_Records for this exercise_
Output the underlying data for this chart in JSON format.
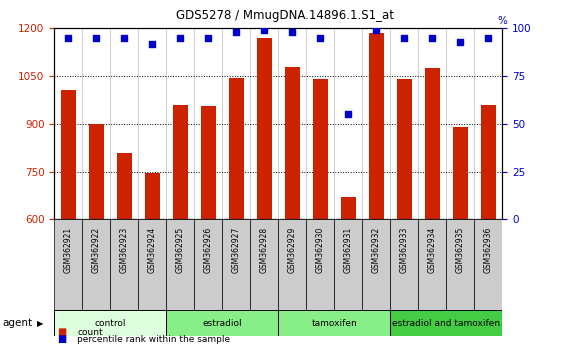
{
  "title": "GDS5278 / MmugDNA.14896.1.S1_at",
  "samples": [
    "GSM362921",
    "GSM362922",
    "GSM362923",
    "GSM362924",
    "GSM362925",
    "GSM362926",
    "GSM362927",
    "GSM362928",
    "GSM362929",
    "GSM362930",
    "GSM362931",
    "GSM362932",
    "GSM362933",
    "GSM362934",
    "GSM362935",
    "GSM362936"
  ],
  "counts": [
    1005,
    900,
    810,
    745,
    960,
    955,
    1045,
    1170,
    1080,
    1040,
    670,
    1185,
    1040,
    1075,
    890,
    960
  ],
  "percentiles": [
    95,
    95,
    95,
    92,
    95,
    95,
    98,
    99,
    98,
    95,
    55,
    99,
    95,
    95,
    93,
    95
  ],
  "groups": [
    {
      "label": "control",
      "start": 0,
      "end": 4,
      "color": "#ddffdd"
    },
    {
      "label": "estradiol",
      "start": 4,
      "end": 8,
      "color": "#88ee88"
    },
    {
      "label": "tamoxifen",
      "start": 8,
      "end": 12,
      "color": "#88ee88"
    },
    {
      "label": "estradiol and tamoxifen",
      "start": 12,
      "end": 16,
      "color": "#44cc44"
    }
  ],
  "ylim_left": [
    600,
    1200
  ],
  "ylim_right": [
    0,
    100
  ],
  "yticks_left": [
    600,
    750,
    900,
    1050,
    1200
  ],
  "yticks_right": [
    0,
    25,
    50,
    75,
    100
  ],
  "bar_color": "#cc2200",
  "dot_color": "#0000cc",
  "bar_width": 0.55,
  "agent_label": "agent",
  "legend_count_label": "count",
  "legend_percentile_label": "percentile rank within the sample",
  "bg_color": "#ffffff",
  "tick_label_color_left": "#cc2200",
  "tick_label_color_right": "#0000cc",
  "sample_box_color": "#cccccc",
  "grid_lines_at": [
    750,
    900,
    1050
  ]
}
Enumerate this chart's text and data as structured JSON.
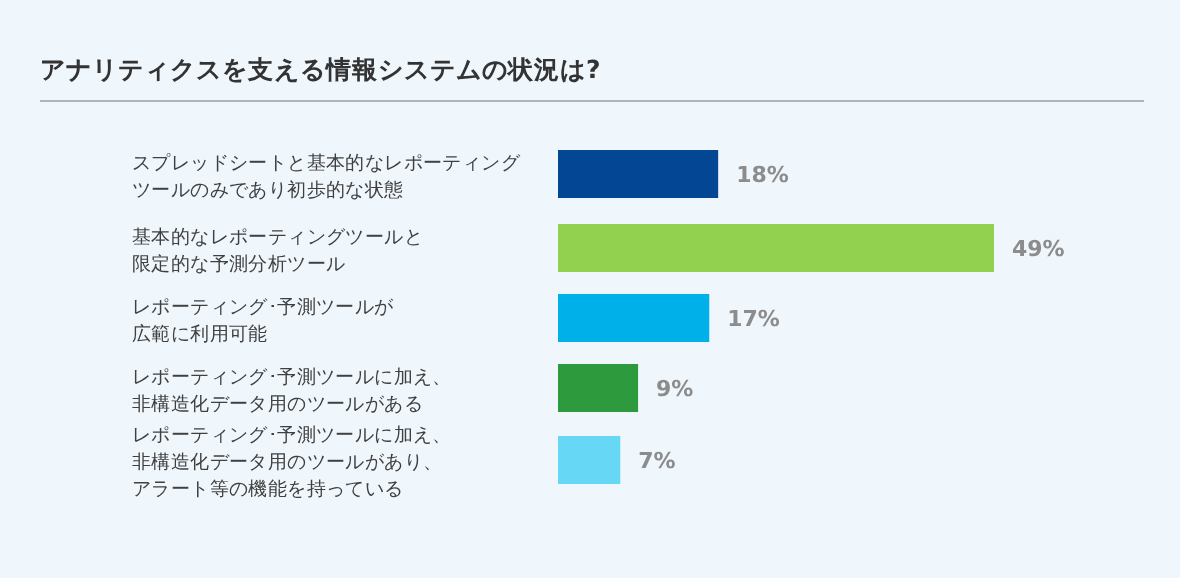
{
  "chart_data": {
    "type": "bar",
    "orientation": "horizontal",
    "title": "アナリティクスを支える情報システムの状況は?",
    "categories": [
      "スプレッドシートと基本的なレポーティングツールのみであり初歩的な状態",
      "基本的なレポーティングツールと限定的な予測分析ツール",
      "レポーティング･予測ツールが広範に利用可能",
      "レポーティング･予測ツールに加え、非構造化データ用のツールがある",
      "レポーティング･予測ツールに加え、非構造化データ用のツールがあり、アラート等の機能を持っている"
    ],
    "values": [
      18,
      49,
      17,
      9,
      7
    ],
    "colors": [
      "#034694",
      "#92d050",
      "#00b0e8",
      "#2e9a3e",
      "#66d8f6"
    ],
    "value_labels": [
      "18%",
      "49%",
      "17%",
      "9%",
      "7%"
    ]
  }
}
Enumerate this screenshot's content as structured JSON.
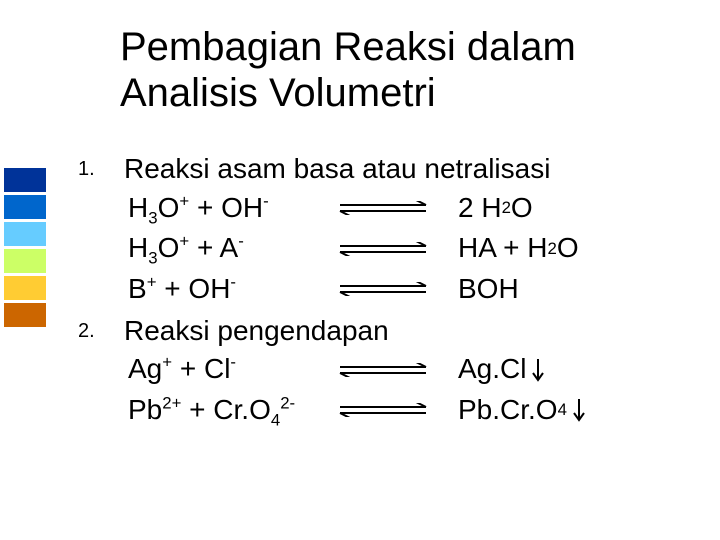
{
  "colorbar": {
    "colors": [
      "#003399",
      "#0066cc",
      "#66ccff",
      "#ccff66",
      "#ffcc33",
      "#cc6600"
    ],
    "block_height": 24,
    "block_gap": 3
  },
  "title": {
    "line1": "Pembagian Reaksi dalam",
    "line2": "Analisis Volumetri",
    "fontsize": 40,
    "color": "#000000"
  },
  "list": {
    "num_fontsize": 20,
    "body_fontsize": 28,
    "arrow": {
      "width": 90,
      "height": 14,
      "stroke": "#000000",
      "stroke_width": 2
    },
    "down_arrow": {
      "width": 12,
      "height": 24,
      "stroke": "#000000",
      "stroke_width": 2
    },
    "items": [
      {
        "num": "1.",
        "heading": "Reaksi asam basa atau netralisasi",
        "reactions": [
          {
            "lhs_html": "H<sub>3</sub>O<sup>+</sup> + OH<sup>-</sup>",
            "rhs_html": "2 H<sub>2</sub>O",
            "precipitate": false
          },
          {
            "lhs_html": "H<sub>3</sub>O<sup>+</sup> + A<sup>-</sup>",
            "rhs_html": "HA + H<sub>2</sub>O",
            "precipitate": false
          },
          {
            "lhs_html": "B<sup>+</sup> + OH<sup>-</sup>",
            "rhs_html": "BOH",
            "precipitate": false
          }
        ]
      },
      {
        "num": "2.",
        "heading": "Reaksi pengendapan",
        "reactions": [
          {
            "lhs_html": "Ag<sup>+</sup> + Cl<sup>-</sup>",
            "rhs_html": "Ag.Cl",
            "precipitate": true
          },
          {
            "lhs_html": "Pb<sup>2+</sup> + Cr.O<sub>4</sub><sup>2-</sup>",
            "rhs_html": "Pb.Cr.O<sub>4</sub>",
            "precipitate": true
          }
        ]
      }
    ]
  }
}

_Exercise details_
Take the listing above and restate it word for word, without its pictures.

_Solution for this problem_
Output the underlying data for this chart in JSON format.
{
  "title": "GDS5278 / MmugDNA.14896.1.S1_at",
  "samples": [
    "GSM362921",
    "GSM362922",
    "GSM362923",
    "GSM362924",
    "GSM362925",
    "GSM362926",
    "GSM362927",
    "GSM362928",
    "GSM362929",
    "GSM362930",
    "GSM362931",
    "GSM362932",
    "GSM362933",
    "GSM362934",
    "GSM362935",
    "GSM362936"
  ],
  "counts": [
    1005,
    900,
    810,
    745,
    960,
    955,
    1045,
    1170,
    1080,
    1040,
    670,
    1185,
    1040,
    1075,
    890,
    960
  ],
  "percentiles": [
    95,
    95,
    95,
    92,
    95,
    95,
    98,
    99,
    98,
    95,
    55,
    99,
    95,
    95,
    93,
    95
  ],
  "groups": [
    {
      "label": "control",
      "start": 0,
      "end": 4,
      "color": "#ddffdd"
    },
    {
      "label": "estradiol",
      "start": 4,
      "end": 8,
      "color": "#88ee88"
    },
    {
      "label": "tamoxifen",
      "start": 8,
      "end": 12,
      "color": "#88ee88"
    },
    {
      "label": "estradiol and tamoxifen",
      "start": 12,
      "end": 16,
      "color": "#44cc44"
    }
  ],
  "ylim_left": [
    600,
    1200
  ],
  "ylim_right": [
    0,
    100
  ],
  "yticks_left": [
    600,
    750,
    900,
    1050,
    1200
  ],
  "yticks_right": [
    0,
    25,
    50,
    75,
    100
  ],
  "bar_color": "#cc2200",
  "dot_color": "#0000cc",
  "bar_width": 0.55,
  "agent_label": "agent",
  "legend_count_label": "count",
  "legend_percentile_label": "percentile rank within the sample",
  "bg_color": "#ffffff",
  "tick_label_color_left": "#cc2200",
  "tick_label_color_right": "#0000cc",
  "sample_box_color": "#cccccc",
  "grid_lines_at": [
    750,
    900,
    1050
  ]
}
Enumerate this chart's text and data as structured JSON.
{
  "chart_data": {
    "type": "bar",
    "orientation": "horizontal",
    "title": "アナリティクスを支える情報システムの状況は?",
    "categories": [
      "スプレッドシートと基本的なレポーティングツールのみであり初歩的な状態",
      "基本的なレポーティングツールと限定的な予測分析ツール",
      "レポーティング･予測ツールが広範に利用可能",
      "レポーティング･予測ツールに加え、非構造化データ用のツールがある",
      "レポーティング･予測ツールに加え、非構造化データ用のツールがあり、アラート等の機能を持っている"
    ],
    "values": [
      18,
      49,
      17,
      9,
      7
    ],
    "colors": [
      "#034694",
      "#92d050",
      "#00b0e8",
      "#2e9a3e",
      "#66d8f6"
    ],
    "value_labels": [
      "18%",
      "49%",
      "17%",
      "9%",
      "7%"
    ]
  }
}
Enumerate this screenshot's content as structured JSON.
{
  "colorbar": {
    "colors": [
      "#003399",
      "#0066cc",
      "#66ccff",
      "#ccff66",
      "#ffcc33",
      "#cc6600"
    ],
    "block_height": 24,
    "block_gap": 3
  },
  "title": {
    "line1": "Pembagian Reaksi dalam",
    "line2": "Analisis Volumetri",
    "fontsize": 40,
    "color": "#000000"
  },
  "list": {
    "num_fontsize": 20,
    "body_fontsize": 28,
    "arrow": {
      "width": 90,
      "height": 14,
      "stroke": "#000000",
      "stroke_width": 2
    },
    "down_arrow": {
      "width": 12,
      "height": 24,
      "stroke": "#000000",
      "stroke_width": 2
    },
    "items": [
      {
        "num": "1.",
        "heading": "Reaksi asam basa atau netralisasi",
        "reactions": [
          {
            "lhs_html": "H<sub>3</sub>O<sup>+</sup> + OH<sup>-</sup>",
            "rhs_html": "2 H<sub>2</sub>O",
            "precipitate": false
          },
          {
            "lhs_html": "H<sub>3</sub>O<sup>+</sup> + A<sup>-</sup>",
            "rhs_html": "HA + H<sub>2</sub>O",
            "precipitate": false
          },
          {
            "lhs_html": "B<sup>+</sup> + OH<sup>-</sup>",
            "rhs_html": "BOH",
            "precipitate": false
          }
        ]
      },
      {
        "num": "2.",
        "heading": "Reaksi pengendapan",
        "reactions": [
          {
            "lhs_html": "Ag<sup>+</sup> + Cl<sup>-</sup>",
            "rhs_html": "Ag.Cl",
            "precipitate": true
          },
          {
            "lhs_html": "Pb<sup>2+</sup> + Cr.O<sub>4</sub><sup>2-</sup>",
            "rhs_html": "Pb.Cr.O<sub>4</sub>",
            "precipitate": true
          }
        ]
      }
    ]
  }
}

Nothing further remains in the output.